(Records from a dataset)

|---|

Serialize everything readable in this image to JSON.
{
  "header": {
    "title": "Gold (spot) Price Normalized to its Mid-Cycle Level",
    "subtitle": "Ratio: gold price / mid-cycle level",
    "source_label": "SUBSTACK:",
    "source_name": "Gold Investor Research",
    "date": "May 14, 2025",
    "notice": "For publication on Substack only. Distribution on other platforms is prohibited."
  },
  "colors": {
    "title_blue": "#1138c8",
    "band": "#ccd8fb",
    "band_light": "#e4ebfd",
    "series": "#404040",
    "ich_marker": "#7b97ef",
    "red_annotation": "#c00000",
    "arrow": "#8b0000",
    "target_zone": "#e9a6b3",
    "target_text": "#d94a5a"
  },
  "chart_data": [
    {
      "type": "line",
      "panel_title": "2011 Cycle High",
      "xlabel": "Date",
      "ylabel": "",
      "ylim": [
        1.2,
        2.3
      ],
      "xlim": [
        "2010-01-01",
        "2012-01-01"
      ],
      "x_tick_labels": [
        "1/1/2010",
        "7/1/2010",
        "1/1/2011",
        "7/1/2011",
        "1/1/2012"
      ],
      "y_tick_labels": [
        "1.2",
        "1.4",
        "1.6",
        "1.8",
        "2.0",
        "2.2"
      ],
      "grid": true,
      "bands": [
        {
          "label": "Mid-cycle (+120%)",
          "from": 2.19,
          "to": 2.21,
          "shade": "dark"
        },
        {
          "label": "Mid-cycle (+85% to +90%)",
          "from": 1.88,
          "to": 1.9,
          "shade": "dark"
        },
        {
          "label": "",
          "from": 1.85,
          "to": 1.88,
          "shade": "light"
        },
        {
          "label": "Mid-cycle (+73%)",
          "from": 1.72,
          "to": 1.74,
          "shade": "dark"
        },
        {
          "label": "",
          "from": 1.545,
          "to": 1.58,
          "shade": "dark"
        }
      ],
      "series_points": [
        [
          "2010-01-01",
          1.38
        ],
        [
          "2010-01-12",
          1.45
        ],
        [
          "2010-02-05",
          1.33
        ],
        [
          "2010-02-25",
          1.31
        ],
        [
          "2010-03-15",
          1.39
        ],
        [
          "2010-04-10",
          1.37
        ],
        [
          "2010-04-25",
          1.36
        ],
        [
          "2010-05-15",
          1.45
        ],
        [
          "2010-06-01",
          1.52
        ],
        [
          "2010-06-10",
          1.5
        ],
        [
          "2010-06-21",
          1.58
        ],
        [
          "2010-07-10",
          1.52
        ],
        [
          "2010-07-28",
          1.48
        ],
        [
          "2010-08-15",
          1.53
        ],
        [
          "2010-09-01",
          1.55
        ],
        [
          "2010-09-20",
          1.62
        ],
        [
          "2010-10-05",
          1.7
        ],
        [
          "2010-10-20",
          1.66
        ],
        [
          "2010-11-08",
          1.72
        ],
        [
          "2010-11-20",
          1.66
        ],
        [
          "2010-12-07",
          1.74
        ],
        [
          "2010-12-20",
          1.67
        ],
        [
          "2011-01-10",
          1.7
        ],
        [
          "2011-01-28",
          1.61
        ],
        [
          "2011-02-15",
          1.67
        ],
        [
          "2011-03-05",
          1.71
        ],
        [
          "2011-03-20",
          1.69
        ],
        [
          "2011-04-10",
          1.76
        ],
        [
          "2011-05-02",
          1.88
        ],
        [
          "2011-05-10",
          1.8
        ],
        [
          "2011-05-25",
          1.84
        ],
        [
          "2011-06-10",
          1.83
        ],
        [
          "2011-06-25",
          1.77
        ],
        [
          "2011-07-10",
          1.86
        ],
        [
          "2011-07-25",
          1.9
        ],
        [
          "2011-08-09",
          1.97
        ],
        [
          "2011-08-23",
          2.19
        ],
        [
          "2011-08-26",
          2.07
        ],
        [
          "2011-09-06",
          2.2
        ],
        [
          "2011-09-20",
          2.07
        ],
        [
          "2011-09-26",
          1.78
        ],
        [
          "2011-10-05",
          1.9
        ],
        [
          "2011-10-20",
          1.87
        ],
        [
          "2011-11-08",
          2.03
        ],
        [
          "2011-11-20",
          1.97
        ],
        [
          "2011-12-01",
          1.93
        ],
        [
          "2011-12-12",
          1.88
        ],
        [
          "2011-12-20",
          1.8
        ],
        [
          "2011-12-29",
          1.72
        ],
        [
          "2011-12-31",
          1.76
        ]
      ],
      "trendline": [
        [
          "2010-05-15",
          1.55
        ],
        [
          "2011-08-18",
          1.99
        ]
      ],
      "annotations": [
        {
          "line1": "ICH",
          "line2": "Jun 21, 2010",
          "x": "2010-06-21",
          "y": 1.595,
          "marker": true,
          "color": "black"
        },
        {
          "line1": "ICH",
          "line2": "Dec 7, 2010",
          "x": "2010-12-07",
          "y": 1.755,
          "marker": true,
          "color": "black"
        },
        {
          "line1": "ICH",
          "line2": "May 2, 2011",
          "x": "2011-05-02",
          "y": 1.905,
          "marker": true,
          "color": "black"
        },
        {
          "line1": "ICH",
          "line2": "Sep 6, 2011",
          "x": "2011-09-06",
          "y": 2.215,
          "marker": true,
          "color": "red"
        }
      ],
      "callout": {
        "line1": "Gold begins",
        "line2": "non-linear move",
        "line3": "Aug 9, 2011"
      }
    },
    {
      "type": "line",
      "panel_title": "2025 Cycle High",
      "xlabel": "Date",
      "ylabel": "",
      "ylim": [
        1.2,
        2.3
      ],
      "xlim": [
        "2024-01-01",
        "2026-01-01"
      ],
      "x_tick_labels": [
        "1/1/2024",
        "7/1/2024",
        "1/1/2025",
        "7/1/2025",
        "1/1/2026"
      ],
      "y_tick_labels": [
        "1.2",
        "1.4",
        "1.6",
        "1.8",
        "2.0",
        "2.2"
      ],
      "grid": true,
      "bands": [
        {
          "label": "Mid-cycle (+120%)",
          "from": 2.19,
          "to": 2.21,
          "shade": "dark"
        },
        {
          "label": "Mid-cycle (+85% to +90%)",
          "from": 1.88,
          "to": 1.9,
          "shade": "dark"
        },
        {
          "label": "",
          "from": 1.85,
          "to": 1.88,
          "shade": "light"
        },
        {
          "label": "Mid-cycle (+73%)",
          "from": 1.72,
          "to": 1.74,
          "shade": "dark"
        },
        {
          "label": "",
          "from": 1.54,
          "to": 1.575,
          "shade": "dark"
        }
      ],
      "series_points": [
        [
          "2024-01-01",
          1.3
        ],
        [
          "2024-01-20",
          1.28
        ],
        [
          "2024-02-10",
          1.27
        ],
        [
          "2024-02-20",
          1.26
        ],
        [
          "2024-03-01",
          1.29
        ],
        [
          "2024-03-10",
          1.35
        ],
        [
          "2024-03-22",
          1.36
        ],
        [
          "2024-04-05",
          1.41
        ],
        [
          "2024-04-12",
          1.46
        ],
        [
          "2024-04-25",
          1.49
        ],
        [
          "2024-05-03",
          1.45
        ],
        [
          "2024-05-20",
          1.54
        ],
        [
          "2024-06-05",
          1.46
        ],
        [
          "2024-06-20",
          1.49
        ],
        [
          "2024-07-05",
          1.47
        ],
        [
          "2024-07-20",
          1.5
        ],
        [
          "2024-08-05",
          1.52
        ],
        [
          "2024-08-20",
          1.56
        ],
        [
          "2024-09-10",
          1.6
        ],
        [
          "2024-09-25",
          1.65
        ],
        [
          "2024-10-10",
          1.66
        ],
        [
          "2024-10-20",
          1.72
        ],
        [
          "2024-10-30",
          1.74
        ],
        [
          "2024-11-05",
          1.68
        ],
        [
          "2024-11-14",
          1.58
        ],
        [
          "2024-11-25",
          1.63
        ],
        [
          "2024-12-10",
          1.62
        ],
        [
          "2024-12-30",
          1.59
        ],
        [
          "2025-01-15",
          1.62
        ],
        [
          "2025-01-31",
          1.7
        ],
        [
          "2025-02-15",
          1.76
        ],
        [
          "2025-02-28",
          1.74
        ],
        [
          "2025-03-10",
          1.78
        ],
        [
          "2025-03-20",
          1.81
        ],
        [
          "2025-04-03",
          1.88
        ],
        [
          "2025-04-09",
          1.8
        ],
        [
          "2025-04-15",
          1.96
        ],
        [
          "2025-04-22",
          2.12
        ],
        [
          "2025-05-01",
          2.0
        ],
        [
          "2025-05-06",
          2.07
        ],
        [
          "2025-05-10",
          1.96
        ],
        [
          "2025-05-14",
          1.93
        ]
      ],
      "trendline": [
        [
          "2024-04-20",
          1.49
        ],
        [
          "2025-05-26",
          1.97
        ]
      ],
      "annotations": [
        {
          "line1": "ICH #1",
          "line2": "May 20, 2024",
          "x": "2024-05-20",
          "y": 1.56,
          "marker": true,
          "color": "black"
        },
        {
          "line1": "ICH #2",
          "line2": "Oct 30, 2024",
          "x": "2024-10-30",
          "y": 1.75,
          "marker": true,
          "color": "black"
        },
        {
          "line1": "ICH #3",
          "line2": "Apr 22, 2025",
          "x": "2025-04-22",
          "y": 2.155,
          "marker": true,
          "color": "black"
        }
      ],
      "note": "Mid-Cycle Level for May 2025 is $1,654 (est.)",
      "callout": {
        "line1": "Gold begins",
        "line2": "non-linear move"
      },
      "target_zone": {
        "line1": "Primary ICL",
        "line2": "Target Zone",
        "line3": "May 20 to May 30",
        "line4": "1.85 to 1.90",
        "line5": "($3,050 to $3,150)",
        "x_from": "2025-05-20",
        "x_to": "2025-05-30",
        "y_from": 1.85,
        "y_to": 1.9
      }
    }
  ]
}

|---|

§ What to do: Copy each line of the listing that holds the word "High".

§ Correct response:
      "panel_title": "2011 Cycle High",
      "panel_title": "2025 Cycle High",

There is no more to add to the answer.